— begin Text excerpt —

Service	Database	Why
User Service	PostgreSQL	ACID for profile/address data, relational joins for preferences
Restaurant Service	PostgreSQL + Elasticsearch	PostgreSQL for source-of-truth menu/restaurant data; Elasticsearch synced via Kafka for full-text search + geo queries
Order Service	PostgreSQL (partitioned by city)	ACID for order state machine, partitioning isolates city-level failures
Delivery Service	Redis + PostgreSQL	Redis for real-time driver locations (key-value with TTL); PostgreSQL for assignment history and driver profiles
Payment Service	PostgreSQL	ACID is non-negotiable for money; append-only ledger pattern
Search Service	Elasticsearch	Geo-distance queries, fuzzy text matching, faceted filters (cuisine, rating, price)
Notification Service	Kafka + PostgreSQL	Kafka for reliable delivery pipeline; PostgreSQL for notification log/audit
Analytics	ClickHouse or BigQuery	Columnar storage for fast aggregations across millions of orders

Key Flow 1: Order Placement

Customer App                    Backend Services
─────────────                   ────────────────

1. Search for restaurants
   GET /search?q=biryani&lat=..&lng=..
                                → Search Service (Elasticsearch geo query)
                                ← Restaurant list with menus

2. Add items to cart (client-side state)

3. Place order
   POST /orders
   {restaurantId, items[], addressId, paymentMethod}
                                → Order Service
                                  • Validate items + prices with Restaurant Service
                                  • Calculate total (subtotal + tax + delivery fee)
                                  • Create order record (status: PENDING_PAYMENT)

— end Text excerpt —

## Directive 1
Copy the records verbatim, starting at the first line of the records and ending with the line containing "data-point [96,108,102,113]", including that line.
## Directive 2
Continue the food delivery system design text, starting right after its last line.

— begin Data to use —

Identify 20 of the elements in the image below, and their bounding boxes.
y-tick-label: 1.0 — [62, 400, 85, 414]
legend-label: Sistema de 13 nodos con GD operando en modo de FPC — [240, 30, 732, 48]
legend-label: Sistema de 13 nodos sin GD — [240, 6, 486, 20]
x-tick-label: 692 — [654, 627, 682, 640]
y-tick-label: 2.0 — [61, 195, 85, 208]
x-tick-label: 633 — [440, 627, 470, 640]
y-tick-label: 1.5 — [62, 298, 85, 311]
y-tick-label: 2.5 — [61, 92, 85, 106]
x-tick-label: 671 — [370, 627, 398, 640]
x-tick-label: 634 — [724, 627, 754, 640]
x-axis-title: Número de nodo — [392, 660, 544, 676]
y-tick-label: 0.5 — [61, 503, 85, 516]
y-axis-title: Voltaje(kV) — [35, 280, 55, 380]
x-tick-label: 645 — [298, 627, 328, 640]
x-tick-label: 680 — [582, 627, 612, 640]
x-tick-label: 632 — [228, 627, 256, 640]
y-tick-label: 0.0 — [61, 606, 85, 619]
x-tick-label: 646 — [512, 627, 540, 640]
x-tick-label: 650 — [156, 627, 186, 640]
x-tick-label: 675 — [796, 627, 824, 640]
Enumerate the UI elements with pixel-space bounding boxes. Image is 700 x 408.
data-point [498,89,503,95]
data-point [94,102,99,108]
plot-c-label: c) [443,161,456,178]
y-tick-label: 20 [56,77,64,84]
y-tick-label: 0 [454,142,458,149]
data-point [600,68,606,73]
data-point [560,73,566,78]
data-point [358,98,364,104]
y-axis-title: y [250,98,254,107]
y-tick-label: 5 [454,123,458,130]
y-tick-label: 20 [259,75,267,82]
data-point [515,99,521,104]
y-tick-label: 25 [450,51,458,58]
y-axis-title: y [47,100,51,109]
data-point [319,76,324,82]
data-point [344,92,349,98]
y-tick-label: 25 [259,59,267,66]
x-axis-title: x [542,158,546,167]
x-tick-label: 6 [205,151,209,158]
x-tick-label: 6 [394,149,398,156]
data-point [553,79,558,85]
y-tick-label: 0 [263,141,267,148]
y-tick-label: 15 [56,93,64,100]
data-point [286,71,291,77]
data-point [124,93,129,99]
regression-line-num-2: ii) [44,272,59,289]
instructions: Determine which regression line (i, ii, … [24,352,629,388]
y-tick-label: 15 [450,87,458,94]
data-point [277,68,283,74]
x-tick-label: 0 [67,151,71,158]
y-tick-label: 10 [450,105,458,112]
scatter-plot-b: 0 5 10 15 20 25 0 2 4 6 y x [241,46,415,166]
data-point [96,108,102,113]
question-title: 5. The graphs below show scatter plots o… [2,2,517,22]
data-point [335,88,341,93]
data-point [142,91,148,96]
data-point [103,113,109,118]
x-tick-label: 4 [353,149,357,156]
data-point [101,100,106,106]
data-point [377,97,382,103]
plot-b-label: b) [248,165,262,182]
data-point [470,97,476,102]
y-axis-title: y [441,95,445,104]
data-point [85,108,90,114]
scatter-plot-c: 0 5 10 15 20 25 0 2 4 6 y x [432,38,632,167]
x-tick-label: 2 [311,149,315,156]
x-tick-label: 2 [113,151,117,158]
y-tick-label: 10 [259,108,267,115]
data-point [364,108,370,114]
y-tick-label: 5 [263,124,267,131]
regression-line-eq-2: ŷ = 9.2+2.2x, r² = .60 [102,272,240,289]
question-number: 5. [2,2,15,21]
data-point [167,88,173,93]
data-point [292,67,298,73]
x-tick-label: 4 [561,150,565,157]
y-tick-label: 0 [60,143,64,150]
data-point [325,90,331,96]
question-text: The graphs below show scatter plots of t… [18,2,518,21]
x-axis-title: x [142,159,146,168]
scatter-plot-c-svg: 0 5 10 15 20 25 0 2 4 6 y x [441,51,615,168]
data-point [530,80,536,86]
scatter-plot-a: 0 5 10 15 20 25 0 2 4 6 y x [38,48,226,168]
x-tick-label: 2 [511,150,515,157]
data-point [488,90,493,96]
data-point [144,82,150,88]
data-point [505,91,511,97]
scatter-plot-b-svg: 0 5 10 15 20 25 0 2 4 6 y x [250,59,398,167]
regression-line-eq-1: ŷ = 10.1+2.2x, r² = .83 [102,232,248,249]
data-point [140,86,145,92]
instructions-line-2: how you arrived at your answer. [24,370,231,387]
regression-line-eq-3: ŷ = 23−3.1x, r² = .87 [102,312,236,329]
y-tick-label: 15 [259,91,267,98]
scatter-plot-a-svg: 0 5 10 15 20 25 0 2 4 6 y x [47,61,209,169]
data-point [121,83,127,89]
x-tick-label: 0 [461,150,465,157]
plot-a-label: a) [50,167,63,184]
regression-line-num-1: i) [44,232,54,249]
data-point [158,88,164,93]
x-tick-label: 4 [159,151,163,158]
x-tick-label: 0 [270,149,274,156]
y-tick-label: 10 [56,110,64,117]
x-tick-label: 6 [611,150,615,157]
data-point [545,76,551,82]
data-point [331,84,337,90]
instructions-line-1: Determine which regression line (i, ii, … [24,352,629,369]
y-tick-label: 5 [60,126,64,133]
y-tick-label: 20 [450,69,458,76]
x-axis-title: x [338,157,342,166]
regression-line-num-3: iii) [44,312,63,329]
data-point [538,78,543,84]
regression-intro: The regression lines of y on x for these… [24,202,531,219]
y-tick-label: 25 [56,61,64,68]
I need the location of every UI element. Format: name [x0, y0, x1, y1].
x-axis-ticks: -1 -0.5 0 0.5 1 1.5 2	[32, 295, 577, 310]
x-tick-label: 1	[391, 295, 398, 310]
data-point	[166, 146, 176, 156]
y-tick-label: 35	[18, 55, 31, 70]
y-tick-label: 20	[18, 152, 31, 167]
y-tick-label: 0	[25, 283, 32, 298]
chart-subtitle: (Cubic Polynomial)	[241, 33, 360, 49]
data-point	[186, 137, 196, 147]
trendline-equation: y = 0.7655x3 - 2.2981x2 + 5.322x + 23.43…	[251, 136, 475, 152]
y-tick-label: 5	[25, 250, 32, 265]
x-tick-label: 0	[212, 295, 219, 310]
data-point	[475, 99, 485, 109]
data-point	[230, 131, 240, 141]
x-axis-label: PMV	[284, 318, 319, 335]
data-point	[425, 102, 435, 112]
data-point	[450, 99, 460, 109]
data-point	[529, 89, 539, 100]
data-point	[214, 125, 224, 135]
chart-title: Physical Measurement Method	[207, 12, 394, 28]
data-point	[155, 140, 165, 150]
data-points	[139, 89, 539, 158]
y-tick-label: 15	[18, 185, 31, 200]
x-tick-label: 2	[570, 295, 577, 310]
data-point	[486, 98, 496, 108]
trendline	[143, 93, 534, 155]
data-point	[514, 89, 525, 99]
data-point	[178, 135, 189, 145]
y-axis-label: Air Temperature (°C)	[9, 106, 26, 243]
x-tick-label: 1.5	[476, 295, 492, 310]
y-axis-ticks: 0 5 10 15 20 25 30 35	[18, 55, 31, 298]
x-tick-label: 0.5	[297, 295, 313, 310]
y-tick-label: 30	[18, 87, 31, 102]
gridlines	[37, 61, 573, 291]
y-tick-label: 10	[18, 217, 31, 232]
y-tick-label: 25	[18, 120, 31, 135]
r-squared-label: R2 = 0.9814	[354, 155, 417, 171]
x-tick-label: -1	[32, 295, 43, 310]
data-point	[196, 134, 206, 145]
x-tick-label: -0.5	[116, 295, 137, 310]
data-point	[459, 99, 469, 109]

— end Data to use —

## Written answer 1
Identify 20 of the elements in the image below, and their bounding boxes.
y-tick-label: 1.0 — [62, 400, 85, 414]
legend-label: Sistema de 13 nodos con GD operando en modo de FPC — [240, 30, 732, 48]
legend-label: Sistema de 13 nodos sin GD — [240, 6, 486, 20]
x-tick-label: 692 — [654, 627, 682, 640]
y-tick-label: 2.0 — [61, 195, 85, 208]
x-tick-label: 633 — [440, 627, 470, 640]
y-tick-label: 1.5 — [62, 298, 85, 311]
y-tick-label: 2.5 — [61, 92, 85, 106]
x-tick-label: 671 — [370, 627, 398, 640]
x-tick-label: 634 — [724, 627, 754, 640]
x-axis-title: Número de nodo — [392, 660, 544, 676]
y-tick-label: 0.5 — [61, 503, 85, 516]
y-axis-title: Voltaje(kV) — [35, 280, 55, 380]
x-tick-label: 645 — [298, 627, 328, 640]
x-tick-label: 680 — [582, 627, 612, 640]
x-tick-label: 632 — [228, 627, 256, 640]
y-tick-label: 0.0 — [61, 606, 85, 619]
x-tick-label: 646 — [512, 627, 540, 640]
x-tick-label: 650 — [156, 627, 186, 640]
x-tick-label: 675 — [796, 627, 824, 640]
Enumerate the UI elements with pixel-space bounding boxes. Image is 700 x 408.
data-point [498,89,503,95]
data-point [94,102,99,108]
plot-c-label: c) [443,161,456,178]
y-tick-label: 20 [56,77,64,84]
y-tick-label: 0 [454,142,458,149]
data-point [600,68,606,73]
data-point [560,73,566,78]
data-point [358,98,364,104]
y-axis-title: y [250,98,254,107]
y-tick-label: 5 [454,123,458,130]
y-tick-label: 20 [259,75,267,82]
data-point [515,99,521,104]
y-tick-label: 25 [450,51,458,58]
y-axis-title: y [47,100,51,109]
data-point [319,76,324,82]
data-point [344,92,349,98]
y-tick-label: 25 [259,59,267,66]
x-axis-title: x [542,158,546,167]
x-tick-label: 6 [205,151,209,158]
x-tick-label: 6 [394,149,398,156]
data-point [553,79,558,85]
y-tick-label: 0 [263,141,267,148]
y-tick-label: 15 [56,93,64,100]
data-point [286,71,291,77]
data-point [124,93,129,99]
regression-line-num-2: ii) [44,272,59,289]
instructions: Determine which regression line (i, ii, … [24,352,629,388]
y-tick-label: 15 [450,87,458,94]
data-point [277,68,283,74]
x-tick-label: 0 [67,151,71,158]
y-tick-label: 10 [450,105,458,112]
scatter-plot-b: 0 5 10 15 20 25 0 2 4 6 y x [241,46,415,166]
data-point [96,108,102,113]

## Written answer 2
                                  • Publish: order.created → Kafka

4. Process payment
                                → Payment Service (triggered by order.created)
                                  • Idempotency check (idempotency_key = order_id)
                                  • Charge via payment gateway (Razorpay/Stripe)
                                  • On success: publish payment.completed → Kafka
                                  • On failure: publish payment.failed → Kafka

5. Confirm order
                                → Order Service (triggered by payment.completed)
                                  • Update order status: CONFIRMED
                                  • Publish: order.confirmed → Kafka

6. Notify restaurant
                                → Notification Service (triggered by order.confirmed)
                                  • Push notification to restaurant tablet app
                                  • Restaurant accepts → status: PREPARING

7. Assign delivery driver
                                → Delivery Service (triggered by order.confirmed)
                                  • Run driver assignment algorithm
                                  • Notify driver via push
                                  • Driver accepts → publish: delivery.assigned
                                  • Update order status: DRIVER_ASSIGNED

8. Pickup & Delivery
                                → Delivery Service
                                  • Driver reaches restaurant → PICKED_UP
                                  • GPS tracking starts (see Design 2)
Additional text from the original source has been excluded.